* [Given request]: Find the string "page" and gather every line that holds it.

Collected data:
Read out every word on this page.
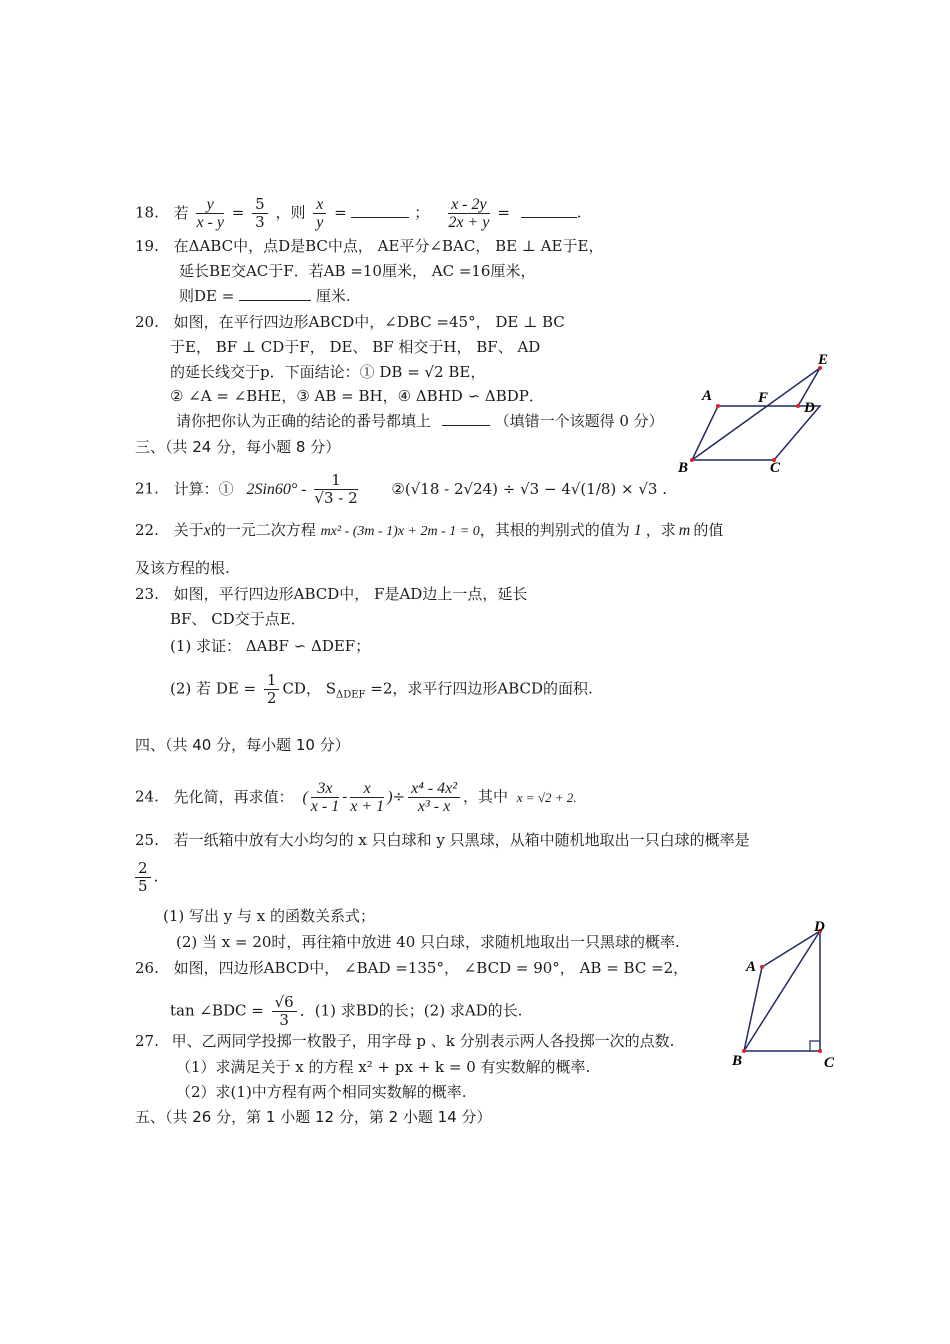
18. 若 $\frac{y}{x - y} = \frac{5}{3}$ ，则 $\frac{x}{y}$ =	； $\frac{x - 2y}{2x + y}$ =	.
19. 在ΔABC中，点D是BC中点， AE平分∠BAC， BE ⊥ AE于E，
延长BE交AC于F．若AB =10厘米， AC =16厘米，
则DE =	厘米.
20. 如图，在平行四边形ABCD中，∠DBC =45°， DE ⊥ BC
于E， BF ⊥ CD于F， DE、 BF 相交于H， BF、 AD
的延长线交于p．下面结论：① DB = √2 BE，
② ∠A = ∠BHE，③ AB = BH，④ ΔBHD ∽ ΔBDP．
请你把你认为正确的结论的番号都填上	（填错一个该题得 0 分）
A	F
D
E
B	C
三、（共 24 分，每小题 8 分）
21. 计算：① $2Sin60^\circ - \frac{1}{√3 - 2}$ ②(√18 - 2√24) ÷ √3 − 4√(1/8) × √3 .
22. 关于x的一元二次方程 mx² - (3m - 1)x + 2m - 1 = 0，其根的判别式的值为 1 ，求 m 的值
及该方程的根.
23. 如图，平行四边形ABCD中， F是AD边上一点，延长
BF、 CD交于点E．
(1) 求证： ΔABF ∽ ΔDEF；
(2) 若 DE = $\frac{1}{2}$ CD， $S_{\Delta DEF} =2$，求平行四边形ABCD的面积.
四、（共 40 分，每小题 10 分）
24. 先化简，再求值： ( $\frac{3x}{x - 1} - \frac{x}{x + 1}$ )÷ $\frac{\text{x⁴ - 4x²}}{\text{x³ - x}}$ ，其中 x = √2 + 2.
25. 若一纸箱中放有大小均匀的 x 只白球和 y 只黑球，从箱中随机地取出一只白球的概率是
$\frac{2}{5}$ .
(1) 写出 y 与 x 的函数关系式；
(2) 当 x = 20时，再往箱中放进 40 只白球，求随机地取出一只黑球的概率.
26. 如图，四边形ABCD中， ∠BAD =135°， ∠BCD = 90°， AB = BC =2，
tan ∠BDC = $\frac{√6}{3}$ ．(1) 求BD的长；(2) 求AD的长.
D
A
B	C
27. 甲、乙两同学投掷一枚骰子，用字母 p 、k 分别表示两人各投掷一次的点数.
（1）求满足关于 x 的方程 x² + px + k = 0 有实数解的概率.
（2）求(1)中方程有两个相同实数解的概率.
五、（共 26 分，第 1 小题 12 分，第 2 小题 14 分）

* * *

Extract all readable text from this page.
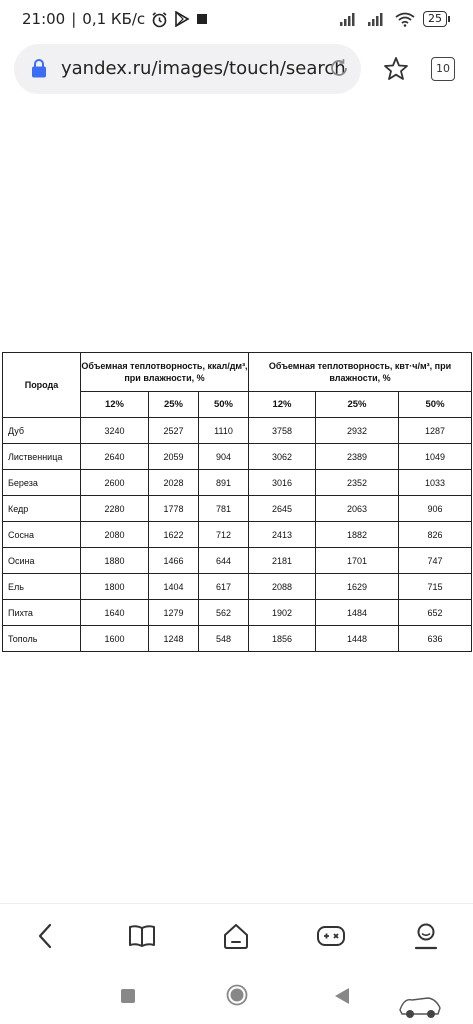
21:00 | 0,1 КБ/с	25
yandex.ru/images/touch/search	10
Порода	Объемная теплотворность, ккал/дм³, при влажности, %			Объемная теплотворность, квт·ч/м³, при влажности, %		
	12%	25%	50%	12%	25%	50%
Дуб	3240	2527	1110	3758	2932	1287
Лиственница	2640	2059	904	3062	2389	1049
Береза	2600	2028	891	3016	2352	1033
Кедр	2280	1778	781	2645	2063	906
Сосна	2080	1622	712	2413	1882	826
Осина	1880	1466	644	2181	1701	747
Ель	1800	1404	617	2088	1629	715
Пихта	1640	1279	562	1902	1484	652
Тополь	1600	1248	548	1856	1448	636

* [Answer to this task]:
Read out every word on this page.
Extract all readable text from this page.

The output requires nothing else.